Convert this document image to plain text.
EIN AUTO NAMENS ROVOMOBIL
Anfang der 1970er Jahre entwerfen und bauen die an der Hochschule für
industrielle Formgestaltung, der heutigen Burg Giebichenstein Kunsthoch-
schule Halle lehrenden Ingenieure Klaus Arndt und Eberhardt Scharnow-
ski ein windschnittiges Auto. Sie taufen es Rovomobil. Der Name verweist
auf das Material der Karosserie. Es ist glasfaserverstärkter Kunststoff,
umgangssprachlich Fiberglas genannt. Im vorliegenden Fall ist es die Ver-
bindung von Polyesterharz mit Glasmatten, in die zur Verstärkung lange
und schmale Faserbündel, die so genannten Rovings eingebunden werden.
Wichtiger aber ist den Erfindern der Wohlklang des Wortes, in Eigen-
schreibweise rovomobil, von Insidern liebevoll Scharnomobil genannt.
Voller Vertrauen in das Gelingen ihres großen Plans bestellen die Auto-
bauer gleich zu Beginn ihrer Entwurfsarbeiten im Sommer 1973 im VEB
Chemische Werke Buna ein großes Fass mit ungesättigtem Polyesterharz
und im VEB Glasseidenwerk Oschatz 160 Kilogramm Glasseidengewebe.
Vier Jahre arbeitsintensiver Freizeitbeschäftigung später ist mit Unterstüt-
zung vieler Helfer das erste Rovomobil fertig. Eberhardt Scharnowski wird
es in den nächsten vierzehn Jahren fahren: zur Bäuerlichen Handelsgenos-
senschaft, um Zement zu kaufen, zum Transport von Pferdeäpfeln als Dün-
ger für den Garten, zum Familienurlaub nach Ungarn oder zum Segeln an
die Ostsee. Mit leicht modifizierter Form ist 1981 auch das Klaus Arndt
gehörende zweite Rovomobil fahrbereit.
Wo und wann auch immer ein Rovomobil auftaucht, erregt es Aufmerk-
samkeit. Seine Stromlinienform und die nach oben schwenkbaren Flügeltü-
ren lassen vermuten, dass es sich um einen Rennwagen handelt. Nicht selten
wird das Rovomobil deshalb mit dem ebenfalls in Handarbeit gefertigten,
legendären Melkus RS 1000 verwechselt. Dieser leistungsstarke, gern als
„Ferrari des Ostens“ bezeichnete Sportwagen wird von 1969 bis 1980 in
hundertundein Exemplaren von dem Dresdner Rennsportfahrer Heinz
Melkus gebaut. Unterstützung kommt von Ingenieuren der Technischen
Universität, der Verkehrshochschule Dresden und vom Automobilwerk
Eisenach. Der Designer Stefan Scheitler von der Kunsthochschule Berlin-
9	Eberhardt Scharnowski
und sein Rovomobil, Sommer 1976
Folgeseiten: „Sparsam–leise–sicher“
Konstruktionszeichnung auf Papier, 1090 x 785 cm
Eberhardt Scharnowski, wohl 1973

§ **THE REQUEST**: Using the listing above, reproduce each line without omission.

§ **SOLUTION TO THIS EXERCISE**:
Convert this document image to plain text.
EIN AUTO NAMENS ROVOMOBIL
Anfang der 1970er Jahre entwerfen und bauen die an der Hochschule für
industrielle Formgestaltung, der heutigen Burg Giebichenstein Kunsthoch-
schule Halle lehrenden Ingenieure Klaus Arndt und Eberhardt Scharnow-
ski ein windschnittiges Auto. Sie taufen es Rovomobil. Der Name verweist
auf das Material der Karosserie. Es ist glasfaserverstärkter Kunststoff,
umgangssprachlich Fiberglas genannt. Im vorliegenden Fall ist es die Ver-
bindung von Polyesterharz mit Glasmatten, in die zur Verstärkung lange
und schmale Faserbündel, die so genannten Rovings eingebunden werden.
Wichtiger aber ist den Erfindern der Wohlklang des Wortes, in Eigen-
schreibweise rovomobil, von Insidern liebevoll Scharnomobil genannt.
Voller Vertrauen in das Gelingen ihres großen Plans bestellen die Auto-
bauer gleich zu Beginn ihrer Entwurfsarbeiten im Sommer 1973 im VEB
Chemische Werke Buna ein großes Fass mit ungesättigtem Polyesterharz
und im VEB Glasseidenwerk Oschatz 160 Kilogramm Glasseidengewebe.
Vier Jahre arbeitsintensiver Freizeitbeschäftigung später ist mit Unterstüt-
zung vieler Helfer das erste Rovomobil fertig. Eberhardt Scharnowski wird
es in den nächsten vierzehn Jahren fahren: zur Bäuerlichen Handelsgenos-
senschaft, um Zement zu kaufen, zum Transport von Pferdeäpfeln als Dün-
ger für den Garten, zum Familienurlaub nach Ungarn oder zum Segeln an
die Ostsee. Mit leicht modifizierter Form ist 1981 auch das Klaus Arndt
gehörende zweite Rovomobil fahrbereit.
Wo und wann auch immer ein Rovomobil auftaucht, erregt es Aufmerk-
samkeit. Seine Stromlinienform und die nach oben schwenkbaren Flügeltü-
ren lassen vermuten, dass es sich um einen Rennwagen handelt. Nicht selten
wird das Rovomobil deshalb mit dem ebenfalls in Handarbeit gefertigten,
legendären Melkus RS 1000 verwechselt. Dieser leistungsstarke, gern als
„Ferrari des Ostens“ bezeichnete Sportwagen wird von 1969 bis 1980 in
hundertundein Exemplaren von dem Dresdner Rennsportfahrer Heinz
Melkus gebaut. Unterstützung kommt von Ingenieuren der Technischen
Universität, der Verkehrshochschule Dresden und vom Automobilwerk
Eisenach. Der Designer Stefan Scheitler von der Kunsthochschule Berlin-
9	Eberhardt Scharnowski
und sein Rovomobil, Sommer 1976
Folgeseiten: „Sparsam–leise–sicher“
Konstruktionszeichnung auf Papier, 1090 x 785 cm
Eberhardt Scharnowski, wohl 1973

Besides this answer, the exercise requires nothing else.